Problem statement: For the material that follows, list every line containing the word "mean".
※ ※ ※
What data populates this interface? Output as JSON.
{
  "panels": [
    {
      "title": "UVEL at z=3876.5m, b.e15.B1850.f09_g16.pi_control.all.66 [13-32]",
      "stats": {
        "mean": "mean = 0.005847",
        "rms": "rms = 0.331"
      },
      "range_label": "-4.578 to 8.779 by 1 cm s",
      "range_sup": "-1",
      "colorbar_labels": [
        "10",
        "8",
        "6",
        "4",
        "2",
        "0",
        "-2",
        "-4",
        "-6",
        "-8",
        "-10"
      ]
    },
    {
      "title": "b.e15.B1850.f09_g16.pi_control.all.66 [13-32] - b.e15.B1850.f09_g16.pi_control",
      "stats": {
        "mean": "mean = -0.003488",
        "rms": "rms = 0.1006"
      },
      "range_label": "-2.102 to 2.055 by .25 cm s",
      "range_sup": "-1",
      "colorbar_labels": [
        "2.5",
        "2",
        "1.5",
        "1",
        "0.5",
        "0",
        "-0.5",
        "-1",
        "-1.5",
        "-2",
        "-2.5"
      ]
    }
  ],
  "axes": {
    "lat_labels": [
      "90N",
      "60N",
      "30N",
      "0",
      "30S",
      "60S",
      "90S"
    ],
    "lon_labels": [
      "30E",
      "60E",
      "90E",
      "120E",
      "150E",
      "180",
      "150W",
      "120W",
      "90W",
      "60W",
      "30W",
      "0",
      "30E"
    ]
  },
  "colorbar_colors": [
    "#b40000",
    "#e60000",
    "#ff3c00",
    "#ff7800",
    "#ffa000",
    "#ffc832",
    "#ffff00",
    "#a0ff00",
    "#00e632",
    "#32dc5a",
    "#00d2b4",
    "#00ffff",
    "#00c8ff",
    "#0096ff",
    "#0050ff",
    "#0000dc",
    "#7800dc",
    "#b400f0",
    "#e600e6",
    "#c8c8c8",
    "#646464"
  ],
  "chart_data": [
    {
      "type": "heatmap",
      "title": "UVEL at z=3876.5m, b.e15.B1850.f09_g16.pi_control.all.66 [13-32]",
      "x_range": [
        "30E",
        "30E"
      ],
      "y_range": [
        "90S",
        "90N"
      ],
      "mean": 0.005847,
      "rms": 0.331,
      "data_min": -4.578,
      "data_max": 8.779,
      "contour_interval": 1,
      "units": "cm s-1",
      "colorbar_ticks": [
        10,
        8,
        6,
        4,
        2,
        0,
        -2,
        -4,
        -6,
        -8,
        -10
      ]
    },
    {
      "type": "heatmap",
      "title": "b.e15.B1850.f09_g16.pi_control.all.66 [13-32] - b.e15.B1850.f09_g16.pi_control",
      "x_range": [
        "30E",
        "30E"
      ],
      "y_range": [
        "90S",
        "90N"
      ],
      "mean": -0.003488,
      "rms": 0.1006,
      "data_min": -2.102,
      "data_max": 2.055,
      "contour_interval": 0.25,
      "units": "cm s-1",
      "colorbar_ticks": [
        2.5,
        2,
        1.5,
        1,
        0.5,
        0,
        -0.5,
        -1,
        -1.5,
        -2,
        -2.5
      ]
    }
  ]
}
※ ※ ※
Final result:
        "mean": "mean = 0.005847",
        "mean": "mean = -0.003488",
      "mean": 0.005847,
      "mean": -0.003488,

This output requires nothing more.